■ **PROMPT**
Search the records below for the word "java" and show every line where it occurs.
##### RECORDS PROVIDED #####
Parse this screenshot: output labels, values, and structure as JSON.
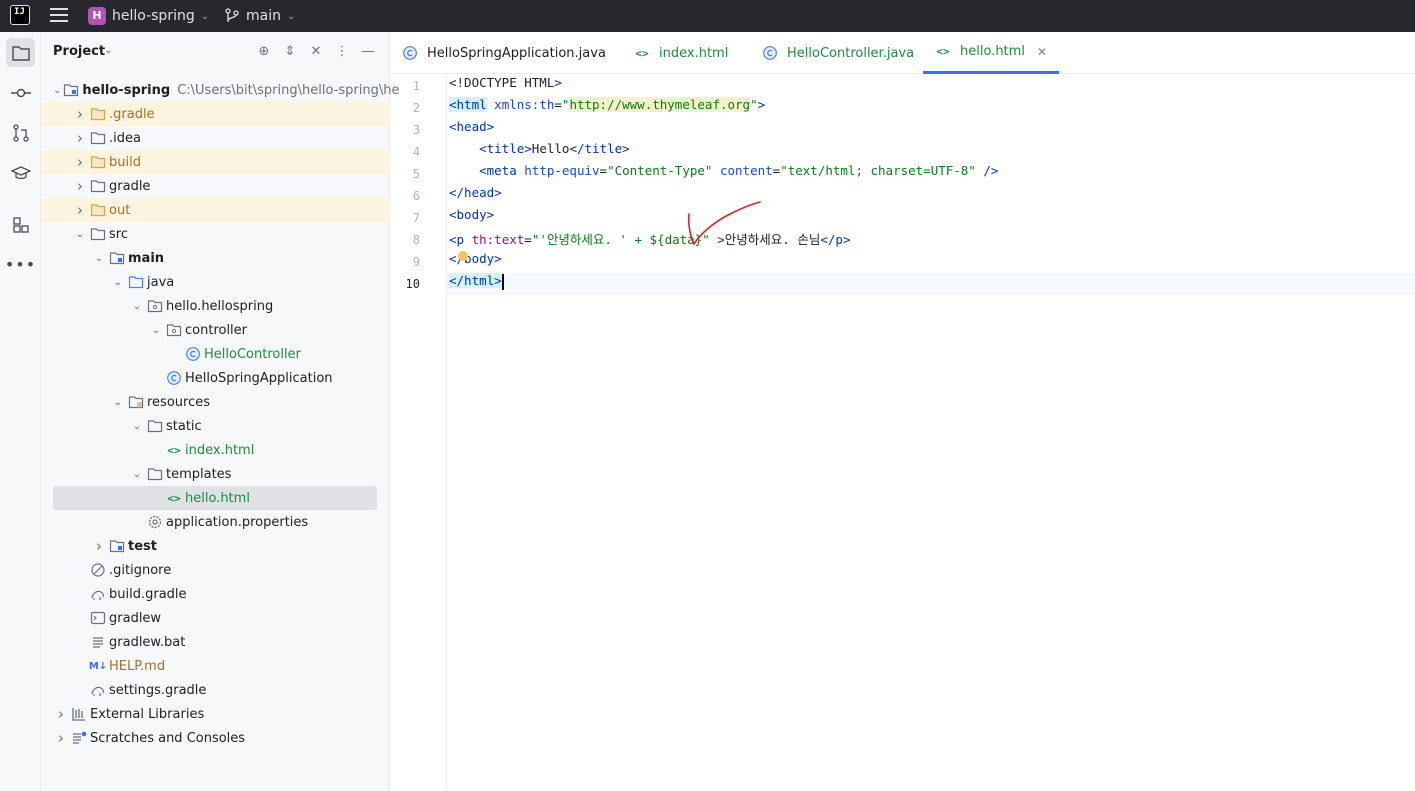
{
  "topbar": {
    "logo_text": "IJ",
    "project_badge": "H",
    "project_name": "hello-spring",
    "branch": "main"
  },
  "toolstrip": {
    "items": [
      "folder-icon",
      "commit-icon",
      "pull-requests-icon",
      "learn-icon",
      "structure-icon",
      "more-icon"
    ]
  },
  "project_panel": {
    "title": "Project",
    "tree": [
      {
        "label": "hello-spring",
        "path": "C:\\Users\\bit\\spring\\hello-spring\\he",
        "depth": 0,
        "expanded": true,
        "icon": "module-folder",
        "bold": true
      },
      {
        "label": ".gradle",
        "depth": 1,
        "expanded": false,
        "icon": "folder-excluded",
        "color": "orange",
        "excluded": true
      },
      {
        "label": ".idea",
        "depth": 1,
        "expanded": false,
        "icon": "folder"
      },
      {
        "label": "build",
        "depth": 1,
        "expanded": false,
        "icon": "folder-excluded",
        "color": "orange",
        "excluded": true
      },
      {
        "label": "gradle",
        "depth": 1,
        "expanded": false,
        "icon": "folder"
      },
      {
        "label": "out",
        "depth": 1,
        "expanded": false,
        "icon": "folder-excluded",
        "color": "orange",
        "excluded": true
      },
      {
        "label": "src",
        "depth": 1,
        "expanded": true,
        "icon": "folder"
      },
      {
        "label": "main",
        "depth": 2,
        "expanded": true,
        "icon": "module-folder",
        "bold": true
      },
      {
        "label": "java",
        "depth": 3,
        "expanded": true,
        "icon": "source-folder"
      },
      {
        "label": "hello.hellospring",
        "depth": 4,
        "expanded": true,
        "icon": "package"
      },
      {
        "label": "controller",
        "depth": 5,
        "expanded": true,
        "icon": "package"
      },
      {
        "label": "HelloController",
        "depth": 6,
        "icon": "class",
        "color": "green"
      },
      {
        "label": "HelloSpringApplication",
        "depth": 5,
        "icon": "class"
      },
      {
        "label": "resources",
        "depth": 3,
        "expanded": true,
        "icon": "resources-folder"
      },
      {
        "label": "static",
        "depth": 4,
        "expanded": true,
        "icon": "folder"
      },
      {
        "label": "index.html",
        "depth": 5,
        "icon": "html",
        "color": "green"
      },
      {
        "label": "templates",
        "depth": 4,
        "expanded": true,
        "icon": "folder"
      },
      {
        "label": "hello.html",
        "depth": 5,
        "icon": "html",
        "color": "green",
        "selected": true
      },
      {
        "label": "application.properties",
        "depth": 4,
        "icon": "settings"
      },
      {
        "label": "test",
        "depth": 2,
        "expanded": false,
        "icon": "module-folder",
        "bold": true
      },
      {
        "label": ".gitignore",
        "depth": 1,
        "icon": "ignore"
      },
      {
        "label": "build.gradle",
        "depth": 1,
        "icon": "gradle"
      },
      {
        "label": "gradlew",
        "depth": 1,
        "icon": "shell"
      },
      {
        "label": "gradlew.bat",
        "depth": 1,
        "icon": "text"
      },
      {
        "label": "HELP.md",
        "depth": 1,
        "icon": "markdown",
        "color": "orange"
      },
      {
        "label": "settings.gradle",
        "depth": 1,
        "icon": "gradle"
      },
      {
        "label": "External Libraries",
        "depth": 0,
        "expanded": false,
        "icon": "libraries"
      },
      {
        "label": "Scratches and Consoles",
        "depth": 0,
        "expanded": false,
        "icon": "scratches"
      }
    ]
  },
  "editor": {
    "tabs": [
      {
        "label": "HelloSpringApplication.java",
        "icon": "class",
        "active": false
      },
      {
        "label": "index.html",
        "icon": "html",
        "active": false,
        "color": "green"
      },
      {
        "label": "HelloController.java",
        "icon": "class",
        "active": false,
        "color": "green"
      },
      {
        "label": "hello.html",
        "icon": "html",
        "active": true,
        "color": "green",
        "closable": true
      }
    ],
    "current_line": 10,
    "lines": [
      "<!DOCTYPE HTML>",
      "<html xmlns:th=\"http://www.thymeleaf.org\">",
      "<head>",
      "    <title>Hello</title>",
      "    <meta http-equiv=\"Content-Type\" content=\"text/html; charset=UTF-8\" />",
      "</head>",
      "<body>",
      "<p th:text=\"'안녕하세요. ' + ${data}\" >안녕하세요. 손님</p>",
      "</body>",
      "</html>"
    ]
  },
  "colors": {
    "accent": "#3574f0",
    "excluded_bg": "#fdf4df",
    "selected_bg": "#dfe1e5",
    "annotation": "#e02020"
  }
}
#####
■ **WRITTEN SOLUTION**
        "label": "java",
        "label": "HelloSpringApplication.java",
        "label": "HelloController.java",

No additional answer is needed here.